* Stated goal *
In each of the records below, swap every occurrence of "Wholesale & Retail" for "Wholesale and Retail" and write out all the lines again with nothing else altered.

[Annotated region listings]
━━━
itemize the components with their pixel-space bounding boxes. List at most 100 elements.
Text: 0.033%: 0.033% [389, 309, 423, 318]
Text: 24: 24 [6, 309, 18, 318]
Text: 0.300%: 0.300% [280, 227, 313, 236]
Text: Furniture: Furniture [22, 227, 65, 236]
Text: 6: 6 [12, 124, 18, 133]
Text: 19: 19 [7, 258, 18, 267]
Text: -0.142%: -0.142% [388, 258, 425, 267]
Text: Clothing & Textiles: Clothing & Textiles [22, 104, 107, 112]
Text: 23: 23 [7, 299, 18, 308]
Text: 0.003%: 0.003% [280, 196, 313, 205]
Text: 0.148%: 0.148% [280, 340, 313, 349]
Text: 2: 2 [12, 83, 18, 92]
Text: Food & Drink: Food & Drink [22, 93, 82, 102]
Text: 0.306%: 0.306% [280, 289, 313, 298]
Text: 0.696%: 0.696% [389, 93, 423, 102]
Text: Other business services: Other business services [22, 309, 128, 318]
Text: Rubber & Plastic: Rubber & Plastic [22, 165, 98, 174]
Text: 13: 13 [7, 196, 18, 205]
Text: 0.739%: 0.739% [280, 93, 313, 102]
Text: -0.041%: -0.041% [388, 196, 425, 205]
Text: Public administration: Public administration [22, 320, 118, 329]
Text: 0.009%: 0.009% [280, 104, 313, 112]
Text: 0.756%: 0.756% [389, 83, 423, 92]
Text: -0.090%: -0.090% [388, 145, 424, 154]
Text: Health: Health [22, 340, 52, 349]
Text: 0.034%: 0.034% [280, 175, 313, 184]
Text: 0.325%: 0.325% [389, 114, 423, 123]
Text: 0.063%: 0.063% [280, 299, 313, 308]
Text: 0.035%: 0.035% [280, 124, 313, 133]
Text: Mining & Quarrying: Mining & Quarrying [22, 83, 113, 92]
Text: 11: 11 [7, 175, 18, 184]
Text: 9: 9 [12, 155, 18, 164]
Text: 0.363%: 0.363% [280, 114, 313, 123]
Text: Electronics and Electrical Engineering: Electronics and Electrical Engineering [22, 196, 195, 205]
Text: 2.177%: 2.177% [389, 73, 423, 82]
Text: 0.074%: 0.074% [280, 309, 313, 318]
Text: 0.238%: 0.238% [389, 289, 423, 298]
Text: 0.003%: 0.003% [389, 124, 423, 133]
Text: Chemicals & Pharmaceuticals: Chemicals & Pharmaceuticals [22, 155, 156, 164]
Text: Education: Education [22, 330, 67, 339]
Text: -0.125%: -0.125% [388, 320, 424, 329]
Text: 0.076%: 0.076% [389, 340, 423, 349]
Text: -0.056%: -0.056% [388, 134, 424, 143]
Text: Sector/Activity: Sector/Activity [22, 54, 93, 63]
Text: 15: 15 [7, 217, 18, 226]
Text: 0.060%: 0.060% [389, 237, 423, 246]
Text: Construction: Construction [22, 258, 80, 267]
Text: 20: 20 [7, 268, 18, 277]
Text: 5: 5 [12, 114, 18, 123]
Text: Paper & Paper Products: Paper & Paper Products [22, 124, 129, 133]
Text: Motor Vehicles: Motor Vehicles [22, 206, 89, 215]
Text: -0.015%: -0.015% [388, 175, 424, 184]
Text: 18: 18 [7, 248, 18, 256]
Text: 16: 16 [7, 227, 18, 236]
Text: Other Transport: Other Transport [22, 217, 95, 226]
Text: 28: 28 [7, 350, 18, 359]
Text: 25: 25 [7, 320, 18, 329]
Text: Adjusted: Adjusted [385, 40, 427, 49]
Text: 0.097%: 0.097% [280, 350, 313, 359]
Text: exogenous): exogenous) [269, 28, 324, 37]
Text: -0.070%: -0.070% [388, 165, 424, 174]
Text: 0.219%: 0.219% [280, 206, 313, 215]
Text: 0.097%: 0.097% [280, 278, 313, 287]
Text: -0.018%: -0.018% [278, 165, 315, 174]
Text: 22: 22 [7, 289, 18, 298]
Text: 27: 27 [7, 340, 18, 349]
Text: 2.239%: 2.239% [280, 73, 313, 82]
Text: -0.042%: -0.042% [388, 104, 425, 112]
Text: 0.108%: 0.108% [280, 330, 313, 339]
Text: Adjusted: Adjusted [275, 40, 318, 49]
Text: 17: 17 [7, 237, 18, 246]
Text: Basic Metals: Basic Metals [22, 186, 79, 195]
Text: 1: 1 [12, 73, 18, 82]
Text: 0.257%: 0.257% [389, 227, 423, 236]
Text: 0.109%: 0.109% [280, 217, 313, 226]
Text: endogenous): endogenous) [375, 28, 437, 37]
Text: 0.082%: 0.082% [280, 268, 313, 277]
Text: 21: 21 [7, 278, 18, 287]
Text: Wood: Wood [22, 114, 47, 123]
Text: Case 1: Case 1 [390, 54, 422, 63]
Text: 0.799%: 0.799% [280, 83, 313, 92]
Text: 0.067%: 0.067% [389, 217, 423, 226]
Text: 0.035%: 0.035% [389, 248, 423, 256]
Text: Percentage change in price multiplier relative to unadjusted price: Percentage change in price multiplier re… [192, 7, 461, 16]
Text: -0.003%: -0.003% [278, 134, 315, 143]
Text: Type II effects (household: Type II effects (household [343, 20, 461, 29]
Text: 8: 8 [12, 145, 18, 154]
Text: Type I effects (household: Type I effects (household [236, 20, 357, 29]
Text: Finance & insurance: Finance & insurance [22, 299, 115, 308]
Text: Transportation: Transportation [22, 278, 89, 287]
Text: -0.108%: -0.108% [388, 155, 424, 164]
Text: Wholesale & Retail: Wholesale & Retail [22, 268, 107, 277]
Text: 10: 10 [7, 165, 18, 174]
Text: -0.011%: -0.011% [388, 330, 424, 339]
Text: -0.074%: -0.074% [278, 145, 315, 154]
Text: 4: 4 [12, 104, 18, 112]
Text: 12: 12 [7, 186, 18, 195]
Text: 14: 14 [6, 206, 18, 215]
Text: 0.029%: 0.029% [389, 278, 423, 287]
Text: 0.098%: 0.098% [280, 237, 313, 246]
━━━
* Full answer *
itemize the components with their pixel-space bounding boxes. List at most 100 elements.
Text: 0.033%: 0.033% [389, 309, 423, 318]
Text: 24: 24 [6, 309, 18, 318]
Text: 0.300%: 0.300% [280, 227, 313, 236]
Text: Furniture: Furniture [22, 227, 65, 236]
Text: 6: 6 [12, 124, 18, 133]
Text: 19: 19 [7, 258, 18, 267]
Text: -0.142%: -0.142% [388, 258, 425, 267]
Text: Clothing & Textiles: Clothing & Textiles [22, 104, 107, 112]
Text: 23: 23 [7, 299, 18, 308]
Text: 0.003%: 0.003% [280, 196, 313, 205]
Text: 0.148%: 0.148% [280, 340, 313, 349]
Text: 2: 2 [12, 83, 18, 92]
Text: Food & Drink: Food & Drink [22, 93, 82, 102]
Text: 0.306%: 0.306% [280, 289, 313, 298]
Text: 0.696%: 0.696% [389, 93, 423, 102]
Text: Other business services: Other business services [22, 309, 128, 318]
Text: Rubber & Plastic: Rubber & Plastic [22, 165, 98, 174]
Text: 13: 13 [7, 196, 18, 205]
Text: 0.739%: 0.739% [280, 93, 313, 102]
Text: -0.041%: -0.041% [388, 196, 425, 205]
Text: Public administration: Public administration [22, 320, 118, 329]
Text: 0.009%: 0.009% [280, 104, 313, 112]
Text: 0.756%: 0.756% [389, 83, 423, 92]
Text: -0.090%: -0.090% [388, 145, 424, 154]
Text: Health: Health [22, 340, 52, 349]
Text: 0.034%: 0.034% [280, 175, 313, 184]
Text: 0.325%: 0.325% [389, 114, 423, 123]
Text: 0.063%: 0.063% [280, 299, 313, 308]
Text: 0.035%: 0.035% [280, 124, 313, 133]
Text: Mining & Quarrying: Mining & Quarrying [22, 83, 113, 92]
Text: 11: 11 [7, 175, 18, 184]
Text: 9: 9 [12, 155, 18, 164]
Text: 0.363%: 0.363% [280, 114, 313, 123]
Text: Electronics and Electrical Engineering: Electronics and Electrical Engineering [22, 196, 195, 205]
Text: 2.177%: 2.177% [389, 73, 423, 82]
Text: 0.074%: 0.074% [280, 309, 313, 318]
Text: 0.238%: 0.238% [389, 289, 423, 298]
Text: 0.003%: 0.003% [389, 124, 423, 133]
Text: Chemicals & Pharmaceuticals: Chemicals & Pharmaceuticals [22, 155, 156, 164]
Text: Education: Education [22, 330, 67, 339]
Text: -0.125%: -0.125% [388, 320, 424, 329]
Text: 0.076%: 0.076% [389, 340, 423, 349]
Text: -0.056%: -0.056% [388, 134, 424, 143]
Text: Sector/Activity: Sector/Activity [22, 54, 93, 63]
Text: 15: 15 [7, 217, 18, 226]
Text: 0.060%: 0.060% [389, 237, 423, 246]
Text: Construction: Construction [22, 258, 80, 267]
Text: 20: 20 [7, 268, 18, 277]
Text: 5: 5 [12, 114, 18, 123]
Text: Paper & Paper Products: Paper & Paper Products [22, 124, 129, 133]
Text: Motor Vehicles: Motor Vehicles [22, 206, 89, 215]
Text: -0.015%: -0.015% [388, 175, 424, 184]
Text: 18: 18 [7, 248, 18, 256]
Text: 16: 16 [7, 227, 18, 236]
Text: Other Transport: Other Transport [22, 217, 95, 226]
Text: 28: 28 [7, 350, 18, 359]
Text: 25: 25 [7, 320, 18, 329]
Text: Adjusted: Adjusted [385, 40, 427, 49]
Text: 0.097%: 0.097% [280, 350, 313, 359]
Text: exogenous): exogenous) [269, 28, 324, 37]
Text: -0.070%: -0.070% [388, 165, 424, 174]
Text: 0.219%: 0.219% [280, 206, 313, 215]
Text: 0.097%: 0.097% [280, 278, 313, 287]
Text: -0.018%: -0.018% [278, 165, 315, 174]
Text: 22: 22 [7, 289, 18, 298]
Text: 27: 27 [7, 340, 18, 349]
Text: 2.239%: 2.239% [280, 73, 313, 82]
Text: -0.042%: -0.042% [388, 104, 425, 112]
Text: 0.108%: 0.108% [280, 330, 313, 339]
Text: Adjusted: Adjusted [275, 40, 318, 49]
Text: 17: 17 [7, 237, 18, 246]
Text: Basic Metals: Basic Metals [22, 186, 79, 195]
Text: 1: 1 [12, 73, 18, 82]
Text: 0.257%: 0.257% [389, 227, 423, 236]
Text: 0.109%: 0.109% [280, 217, 313, 226]
Text: endogenous): endogenous) [375, 28, 437, 37]
Text: 0.082%: 0.082% [280, 268, 313, 277]
Text: 21: 21 [7, 278, 18, 287]
Text: Wood: Wood [22, 114, 47, 123]
Text: Case 1: Case 1 [390, 54, 422, 63]
Text: 0.799%: 0.799% [280, 83, 313, 92]
Text: 0.067%: 0.067% [389, 217, 423, 226]
Text: 0.035%: 0.035% [389, 248, 423, 256]
Text: Percentage change in price multiplier relative to unadjusted price: Percentage change in price multiplier re… [192, 7, 461, 16]
Text: -0.003%: -0.003% [278, 134, 315, 143]
Text: Type II effects (household: Type II effects (household [343, 20, 461, 29]
Text: 8: 8 [12, 145, 18, 154]
Text: Type I effects (household: Type I effects (household [236, 20, 357, 29]
Text: Finance & insurance: Finance & insurance [22, 299, 115, 308]
Text: Transportation: Transportation [22, 278, 89, 287]
Text: -0.108%: -0.108% [388, 155, 424, 164]
Text: Wholesale and Retail: Wholesale and Retail [22, 268, 107, 277]
Text: 10: 10 [7, 165, 18, 174]
Text: -0.011%: -0.011% [388, 330, 424, 339]
Text: -0.074%: -0.074% [278, 145, 315, 154]
Text: 4: 4 [12, 104, 18, 112]
Text: 12: 12 [7, 186, 18, 195]
Text: 14: 14 [6, 206, 18, 215]
Text: 0.029%: 0.029% [389, 278, 423, 287]
Text: 0.098%: 0.098% [280, 237, 313, 246]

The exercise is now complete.